● WORK INSTRUCTIONS:
Write the material out again, line by line, exactly as it is.

┌─ ENTRIES SUPPLIED

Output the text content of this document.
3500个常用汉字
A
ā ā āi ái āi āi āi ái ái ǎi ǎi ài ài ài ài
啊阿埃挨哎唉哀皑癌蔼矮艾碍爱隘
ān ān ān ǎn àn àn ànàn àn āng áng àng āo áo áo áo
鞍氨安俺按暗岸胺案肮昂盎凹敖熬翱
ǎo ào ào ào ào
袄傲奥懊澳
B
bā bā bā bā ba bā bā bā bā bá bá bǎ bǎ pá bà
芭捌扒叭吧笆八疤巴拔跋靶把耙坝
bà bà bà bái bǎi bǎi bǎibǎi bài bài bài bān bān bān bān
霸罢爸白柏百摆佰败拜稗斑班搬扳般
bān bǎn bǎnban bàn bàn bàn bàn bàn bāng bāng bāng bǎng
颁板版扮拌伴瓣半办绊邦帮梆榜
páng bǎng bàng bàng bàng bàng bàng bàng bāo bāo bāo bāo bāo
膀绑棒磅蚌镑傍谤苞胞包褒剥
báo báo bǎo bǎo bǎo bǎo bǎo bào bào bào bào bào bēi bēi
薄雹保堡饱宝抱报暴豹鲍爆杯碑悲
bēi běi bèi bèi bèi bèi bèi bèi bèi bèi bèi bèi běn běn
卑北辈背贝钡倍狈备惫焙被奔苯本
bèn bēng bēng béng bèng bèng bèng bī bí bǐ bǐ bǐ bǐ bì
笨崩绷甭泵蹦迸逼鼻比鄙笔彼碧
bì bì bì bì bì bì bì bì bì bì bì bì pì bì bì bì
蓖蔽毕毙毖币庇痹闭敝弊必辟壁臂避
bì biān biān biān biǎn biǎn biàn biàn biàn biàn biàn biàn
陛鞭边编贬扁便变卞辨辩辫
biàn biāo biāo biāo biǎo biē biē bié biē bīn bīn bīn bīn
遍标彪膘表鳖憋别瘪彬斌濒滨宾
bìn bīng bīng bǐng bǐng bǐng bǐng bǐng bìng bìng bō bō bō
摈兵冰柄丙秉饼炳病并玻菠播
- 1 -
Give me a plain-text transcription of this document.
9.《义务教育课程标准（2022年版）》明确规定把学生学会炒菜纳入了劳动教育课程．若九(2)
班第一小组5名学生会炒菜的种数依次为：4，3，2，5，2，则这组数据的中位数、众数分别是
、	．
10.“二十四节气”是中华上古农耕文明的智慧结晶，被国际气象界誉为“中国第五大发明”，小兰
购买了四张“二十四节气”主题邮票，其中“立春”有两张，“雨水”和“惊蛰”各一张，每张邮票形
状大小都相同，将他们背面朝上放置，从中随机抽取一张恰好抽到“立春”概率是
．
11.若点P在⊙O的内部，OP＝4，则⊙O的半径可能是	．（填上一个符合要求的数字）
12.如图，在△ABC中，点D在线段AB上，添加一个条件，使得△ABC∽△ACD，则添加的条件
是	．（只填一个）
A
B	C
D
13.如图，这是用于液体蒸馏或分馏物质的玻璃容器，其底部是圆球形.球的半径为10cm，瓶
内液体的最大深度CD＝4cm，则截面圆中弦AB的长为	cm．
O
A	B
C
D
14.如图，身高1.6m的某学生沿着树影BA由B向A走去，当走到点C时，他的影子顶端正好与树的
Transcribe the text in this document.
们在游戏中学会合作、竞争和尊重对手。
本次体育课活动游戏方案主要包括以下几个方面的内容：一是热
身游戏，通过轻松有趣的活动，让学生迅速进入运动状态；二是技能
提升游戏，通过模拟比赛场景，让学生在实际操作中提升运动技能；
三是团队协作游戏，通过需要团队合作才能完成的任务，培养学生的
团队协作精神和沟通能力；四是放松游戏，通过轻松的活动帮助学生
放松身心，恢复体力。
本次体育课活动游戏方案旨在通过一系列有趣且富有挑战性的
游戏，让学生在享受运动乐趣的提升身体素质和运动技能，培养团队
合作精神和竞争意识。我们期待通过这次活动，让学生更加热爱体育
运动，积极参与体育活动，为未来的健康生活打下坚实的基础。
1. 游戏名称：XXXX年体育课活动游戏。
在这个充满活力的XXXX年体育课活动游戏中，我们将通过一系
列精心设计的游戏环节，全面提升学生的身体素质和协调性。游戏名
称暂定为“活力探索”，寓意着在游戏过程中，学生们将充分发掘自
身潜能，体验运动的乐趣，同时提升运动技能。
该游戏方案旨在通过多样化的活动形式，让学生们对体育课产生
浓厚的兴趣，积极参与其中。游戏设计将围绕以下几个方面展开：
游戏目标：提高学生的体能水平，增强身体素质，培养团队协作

└─

● THE RESULT:
Output the text content of this document.
3500个常用汉字
A
ā ā āi ái āi āi āi ái ái ǎi ǎi ài ài ài ài
啊阿埃挨哎唉哀皑癌蔼矮艾碍爱隘
ān ān ān ǎn àn àn ànàn àn āng áng àng āo áo áo áo
鞍氨安俺按暗岸胺案肮昂盎凹敖熬翱
ǎo ào ào ào ào
袄傲奥懊澳
B
bā bā bā bā ba bā bā bā bā bá bá bǎ bǎ pá bà
芭捌扒叭吧笆八疤巴拔跋靶把耙坝
bà bà bà bái bǎi bǎi bǎibǎi bài bài bài bān bān bān bān
霸罢爸白柏百摆佰败拜稗斑班搬扳般
bān bǎn bǎnban bàn bàn bàn bàn bàn bāng bāng bāng bǎng
颁板版扮拌伴瓣半办绊邦帮梆榜
páng bǎng bàng bàng bàng bàng bàng bàng bāo bāo bāo bāo bāo
膀绑棒磅蚌镑傍谤苞胞包褒剥
báo báo bǎo bǎo bǎo bǎo bǎo bào bào bào bào bào bēi bēi
薄雹保堡饱宝抱报暴豹鲍爆杯碑悲
bēi běi bèi bèi bèi bèi bèi bèi bèi bèi bèi bèi běn běn
卑北辈背贝钡倍狈备惫焙被奔苯本
bèn bēng bēng béng bèng bèng bèng bī bí bǐ bǐ bǐ bǐ bì
笨崩绷甭泵蹦迸逼鼻比鄙笔彼碧
bì bì bì bì bì bì bì bì bì bì bì bì pì bì bì bì
蓖蔽毕毙毖币庇痹闭敝弊必辟壁臂避
bì biān biān biān biǎn biǎn biàn biàn biàn biàn biàn biàn
陛鞭边编贬扁便变卞辨辩辫
biàn biāo biāo biāo biǎo biē biē bié biē bīn bīn bīn bīn
遍标彪膘表鳖憋别瘪彬斌濒滨宾
bìn bīng bīng bǐng bǐng bǐng bǐng bǐng bìng bìng bō bō bō
摈兵冰柄丙秉饼炳病并玻菠播
- 1 -
Give me a plain-text transcription of this document.
9.《义务教育课程标准（2022年版）》明确规定把学生学会炒菜纳入了劳动教育课程．若九(2)
班第一小组5名学生会炒菜的种数依次为：4，3，2，5，2，则这组数据的中位数、众数分别是
、	．
10.“二十四节气”是中华上古农耕文明的智慧结晶，被国际气象界誉为“中国第五大发明”，小兰
购买了四张“二十四节气”主题邮票，其中“立春”有两张，“雨水”和“惊蛰”各一张，每张邮票形
状大小都相同，将他们背面朝上放置，从中随机抽取一张恰好抽到“立春”概率是
．
11.若点P在⊙O的内部，OP＝4，则⊙O的半径可能是	．（填上一个符合要求的数字）
12.如图，在△ABC中，点D在线段AB上，添加一个条件，使得△ABC∽△ACD，则添加的条件
是	．（只填一个）
A
B	C
D
13.如图，这是用于液体蒸馏或分馏物质的玻璃容器，其底部是圆球形.球的半径为10cm，瓶
内液体的最大深度CD＝4cm，则截面圆中弦AB的长为	cm．
O
A	B
C
D
14.如图，身高1.6m的某学生沿着树影BA由B向A走去，当走到点C时，他的影子顶端正好与树的
Transcribe the text in this document.
们在游戏中学会合作、竞争和尊重对手。
本次体育课活动游戏方案主要包括以下几个方面的内容：一是热
身游戏，通过轻松有趣的活动，让学生迅速进入运动状态；二是技能
提升游戏，通过模拟比赛场景，让学生在实际操作中提升运动技能；
三是团队协作游戏，通过需要团队合作才能完成的任务，培养学生的
团队协作精神和沟通能力；四是放松游戏，通过轻松的活动帮助学生
放松身心，恢复体力。
本次体育课活动游戏方案旨在通过一系列有趣且富有挑战性的
游戏，让学生在享受运动乐趣的提升身体素质和运动技能，培养团队
合作精神和竞争意识。我们期待通过这次活动，让学生更加热爱体育
运动，积极参与体育活动，为未来的健康生活打下坚实的基础。
1. 游戏名称：XXXX年体育课活动游戏。
在这个充满活力的XXXX年体育课活动游戏中，我们将通过一系
列精心设计的游戏环节，全面提升学生的身体素质和协调性。游戏名
称暂定为“活力探索”，寓意着在游戏过程中，学生们将充分发掘自
身潜能，体验运动的乐趣，同时提升运动技能。
该游戏方案旨在通过多样化的活动形式，让学生们对体育课产生
浓厚的兴趣，积极参与其中。游戏设计将围绕以下几个方面展开：
游戏目标：提高学生的体能水平，增强身体素质，培养团队协作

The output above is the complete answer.